▸ **REQUEST**: Find every line with the word "キャンペーン設定". Copy those lines.

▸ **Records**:
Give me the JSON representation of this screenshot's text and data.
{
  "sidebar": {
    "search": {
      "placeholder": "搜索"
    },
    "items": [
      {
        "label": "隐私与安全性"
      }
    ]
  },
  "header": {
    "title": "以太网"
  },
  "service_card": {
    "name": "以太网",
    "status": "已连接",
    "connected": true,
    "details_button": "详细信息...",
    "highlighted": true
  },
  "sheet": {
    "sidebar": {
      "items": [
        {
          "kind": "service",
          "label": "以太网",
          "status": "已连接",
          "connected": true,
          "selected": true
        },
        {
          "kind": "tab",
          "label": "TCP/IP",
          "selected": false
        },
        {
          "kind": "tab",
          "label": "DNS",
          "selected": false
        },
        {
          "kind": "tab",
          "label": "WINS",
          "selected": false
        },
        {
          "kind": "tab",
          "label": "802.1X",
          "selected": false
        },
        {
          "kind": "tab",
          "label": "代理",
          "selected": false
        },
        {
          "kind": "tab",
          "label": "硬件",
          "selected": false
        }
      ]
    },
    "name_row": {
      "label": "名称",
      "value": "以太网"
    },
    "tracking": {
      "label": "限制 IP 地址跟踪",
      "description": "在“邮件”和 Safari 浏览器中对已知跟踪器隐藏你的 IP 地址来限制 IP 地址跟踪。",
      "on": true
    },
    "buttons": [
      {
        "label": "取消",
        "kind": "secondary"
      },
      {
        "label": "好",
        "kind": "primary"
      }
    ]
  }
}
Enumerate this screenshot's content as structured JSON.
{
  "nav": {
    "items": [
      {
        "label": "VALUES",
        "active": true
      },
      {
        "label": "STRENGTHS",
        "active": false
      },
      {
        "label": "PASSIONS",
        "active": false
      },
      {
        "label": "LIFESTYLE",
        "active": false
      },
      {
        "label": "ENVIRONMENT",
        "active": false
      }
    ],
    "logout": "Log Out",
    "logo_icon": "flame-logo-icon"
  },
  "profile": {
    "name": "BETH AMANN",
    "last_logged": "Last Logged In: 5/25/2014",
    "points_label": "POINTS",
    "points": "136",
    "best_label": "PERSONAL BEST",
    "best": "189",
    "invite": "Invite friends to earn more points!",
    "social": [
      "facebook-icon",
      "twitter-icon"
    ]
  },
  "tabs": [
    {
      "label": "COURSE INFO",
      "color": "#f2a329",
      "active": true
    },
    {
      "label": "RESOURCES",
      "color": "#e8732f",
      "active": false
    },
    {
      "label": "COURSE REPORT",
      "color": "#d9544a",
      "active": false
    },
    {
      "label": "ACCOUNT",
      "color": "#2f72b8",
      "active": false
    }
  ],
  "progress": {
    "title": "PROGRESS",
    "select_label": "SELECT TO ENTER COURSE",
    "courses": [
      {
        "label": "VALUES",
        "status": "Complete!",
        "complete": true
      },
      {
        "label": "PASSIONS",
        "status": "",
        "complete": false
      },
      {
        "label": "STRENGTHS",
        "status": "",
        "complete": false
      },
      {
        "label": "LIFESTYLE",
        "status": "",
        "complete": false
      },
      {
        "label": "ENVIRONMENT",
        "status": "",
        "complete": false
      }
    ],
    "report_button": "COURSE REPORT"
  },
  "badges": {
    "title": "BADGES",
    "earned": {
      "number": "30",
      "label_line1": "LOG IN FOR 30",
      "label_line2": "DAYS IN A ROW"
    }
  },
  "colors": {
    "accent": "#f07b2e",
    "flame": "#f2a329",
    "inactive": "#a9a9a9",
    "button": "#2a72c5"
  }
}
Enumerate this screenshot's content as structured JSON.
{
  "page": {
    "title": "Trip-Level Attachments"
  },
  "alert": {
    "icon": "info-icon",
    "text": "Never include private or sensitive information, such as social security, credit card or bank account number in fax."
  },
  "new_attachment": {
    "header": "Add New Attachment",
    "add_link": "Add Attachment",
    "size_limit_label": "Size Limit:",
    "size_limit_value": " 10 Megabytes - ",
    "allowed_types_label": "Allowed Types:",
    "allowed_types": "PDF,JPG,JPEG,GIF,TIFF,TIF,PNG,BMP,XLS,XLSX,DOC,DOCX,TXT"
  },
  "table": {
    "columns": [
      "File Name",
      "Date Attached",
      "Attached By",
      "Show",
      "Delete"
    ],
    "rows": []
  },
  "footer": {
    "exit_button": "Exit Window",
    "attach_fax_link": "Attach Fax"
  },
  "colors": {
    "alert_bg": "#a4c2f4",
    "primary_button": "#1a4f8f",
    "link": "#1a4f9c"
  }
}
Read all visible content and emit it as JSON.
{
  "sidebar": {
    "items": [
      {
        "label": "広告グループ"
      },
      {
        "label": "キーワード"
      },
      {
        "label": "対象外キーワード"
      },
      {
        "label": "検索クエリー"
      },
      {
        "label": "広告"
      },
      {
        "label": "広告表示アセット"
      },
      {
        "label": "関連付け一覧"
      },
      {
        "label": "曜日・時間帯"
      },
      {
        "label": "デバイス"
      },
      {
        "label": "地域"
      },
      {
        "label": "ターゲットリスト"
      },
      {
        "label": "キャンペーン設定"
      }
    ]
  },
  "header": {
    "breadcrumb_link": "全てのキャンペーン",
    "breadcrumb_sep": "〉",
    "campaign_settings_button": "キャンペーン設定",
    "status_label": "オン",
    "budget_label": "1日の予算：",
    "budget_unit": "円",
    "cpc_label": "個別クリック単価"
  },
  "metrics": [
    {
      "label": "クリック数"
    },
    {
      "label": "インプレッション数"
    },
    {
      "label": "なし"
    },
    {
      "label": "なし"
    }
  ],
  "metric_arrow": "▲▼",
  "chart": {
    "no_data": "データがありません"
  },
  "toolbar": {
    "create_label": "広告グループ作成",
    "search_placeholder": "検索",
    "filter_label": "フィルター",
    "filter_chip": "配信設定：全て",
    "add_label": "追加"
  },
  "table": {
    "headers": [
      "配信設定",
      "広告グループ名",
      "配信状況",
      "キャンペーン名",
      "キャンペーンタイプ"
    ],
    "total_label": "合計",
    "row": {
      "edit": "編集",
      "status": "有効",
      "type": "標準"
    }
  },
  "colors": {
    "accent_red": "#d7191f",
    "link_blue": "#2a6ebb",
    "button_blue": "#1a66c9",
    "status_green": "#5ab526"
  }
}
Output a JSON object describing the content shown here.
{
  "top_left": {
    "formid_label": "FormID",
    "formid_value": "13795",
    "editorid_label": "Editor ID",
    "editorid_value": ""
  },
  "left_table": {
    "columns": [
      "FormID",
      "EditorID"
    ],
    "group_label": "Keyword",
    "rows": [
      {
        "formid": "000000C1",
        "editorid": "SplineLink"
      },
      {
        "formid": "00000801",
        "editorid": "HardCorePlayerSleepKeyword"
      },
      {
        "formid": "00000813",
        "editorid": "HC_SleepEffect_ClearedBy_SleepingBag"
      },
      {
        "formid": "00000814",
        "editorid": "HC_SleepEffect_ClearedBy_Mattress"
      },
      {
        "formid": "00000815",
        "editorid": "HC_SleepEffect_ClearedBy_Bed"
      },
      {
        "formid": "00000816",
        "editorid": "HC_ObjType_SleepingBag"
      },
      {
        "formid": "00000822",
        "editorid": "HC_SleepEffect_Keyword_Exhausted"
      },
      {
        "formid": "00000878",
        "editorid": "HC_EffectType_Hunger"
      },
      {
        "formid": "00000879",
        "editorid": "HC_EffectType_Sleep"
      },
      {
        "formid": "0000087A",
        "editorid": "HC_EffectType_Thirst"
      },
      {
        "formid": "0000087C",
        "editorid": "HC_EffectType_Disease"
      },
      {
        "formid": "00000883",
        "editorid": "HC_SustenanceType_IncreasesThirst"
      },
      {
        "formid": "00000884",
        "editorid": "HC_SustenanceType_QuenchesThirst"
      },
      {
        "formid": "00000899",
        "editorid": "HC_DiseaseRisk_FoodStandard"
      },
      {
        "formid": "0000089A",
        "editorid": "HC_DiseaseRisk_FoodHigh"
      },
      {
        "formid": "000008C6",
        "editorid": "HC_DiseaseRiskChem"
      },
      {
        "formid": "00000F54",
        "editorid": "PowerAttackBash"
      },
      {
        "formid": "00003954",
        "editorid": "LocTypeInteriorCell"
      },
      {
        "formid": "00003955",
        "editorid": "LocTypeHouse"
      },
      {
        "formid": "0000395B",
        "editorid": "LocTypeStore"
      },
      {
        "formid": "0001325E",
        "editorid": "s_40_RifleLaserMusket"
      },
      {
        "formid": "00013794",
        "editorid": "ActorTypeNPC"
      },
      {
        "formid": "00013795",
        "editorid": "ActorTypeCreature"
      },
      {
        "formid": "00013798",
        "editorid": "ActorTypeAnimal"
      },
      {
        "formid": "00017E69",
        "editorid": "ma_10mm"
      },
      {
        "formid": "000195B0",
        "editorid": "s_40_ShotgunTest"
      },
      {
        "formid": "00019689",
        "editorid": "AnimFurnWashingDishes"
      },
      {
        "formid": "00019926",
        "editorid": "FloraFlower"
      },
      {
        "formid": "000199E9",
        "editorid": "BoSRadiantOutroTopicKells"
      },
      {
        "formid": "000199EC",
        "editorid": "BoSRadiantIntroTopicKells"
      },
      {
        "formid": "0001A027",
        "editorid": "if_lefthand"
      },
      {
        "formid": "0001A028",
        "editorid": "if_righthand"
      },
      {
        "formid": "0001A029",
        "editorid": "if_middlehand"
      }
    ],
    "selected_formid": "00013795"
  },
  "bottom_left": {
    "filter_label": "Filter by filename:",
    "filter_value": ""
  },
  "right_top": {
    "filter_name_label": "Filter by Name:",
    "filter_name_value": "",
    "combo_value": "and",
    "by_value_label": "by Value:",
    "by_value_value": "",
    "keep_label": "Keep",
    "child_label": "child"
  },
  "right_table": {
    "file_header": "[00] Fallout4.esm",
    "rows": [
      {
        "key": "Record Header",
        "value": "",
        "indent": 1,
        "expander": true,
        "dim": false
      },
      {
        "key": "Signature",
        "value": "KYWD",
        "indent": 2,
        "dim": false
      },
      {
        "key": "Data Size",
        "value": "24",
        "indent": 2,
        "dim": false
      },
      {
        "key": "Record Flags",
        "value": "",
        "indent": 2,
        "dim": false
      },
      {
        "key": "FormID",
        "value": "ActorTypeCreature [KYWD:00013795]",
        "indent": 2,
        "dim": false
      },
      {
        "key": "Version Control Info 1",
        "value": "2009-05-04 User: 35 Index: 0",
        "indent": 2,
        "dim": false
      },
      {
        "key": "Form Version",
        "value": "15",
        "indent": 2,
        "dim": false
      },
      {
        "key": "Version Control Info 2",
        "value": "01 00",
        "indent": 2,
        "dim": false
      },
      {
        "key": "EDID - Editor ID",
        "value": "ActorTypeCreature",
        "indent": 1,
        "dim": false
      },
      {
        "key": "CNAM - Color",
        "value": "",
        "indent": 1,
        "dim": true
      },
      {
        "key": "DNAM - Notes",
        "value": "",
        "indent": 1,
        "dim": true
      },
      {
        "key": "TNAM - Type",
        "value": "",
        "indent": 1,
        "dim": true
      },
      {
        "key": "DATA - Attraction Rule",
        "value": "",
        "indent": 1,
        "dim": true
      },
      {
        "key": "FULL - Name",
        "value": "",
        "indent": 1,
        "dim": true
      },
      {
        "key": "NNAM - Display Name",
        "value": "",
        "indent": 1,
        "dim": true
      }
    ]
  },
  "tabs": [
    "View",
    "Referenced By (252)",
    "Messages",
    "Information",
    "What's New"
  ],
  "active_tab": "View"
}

▸ **SOLUTION TO THIS PROBLEM**:
        "label": "キャンペーン設定"
    "campaign_settings_button": "キャンペーン設定",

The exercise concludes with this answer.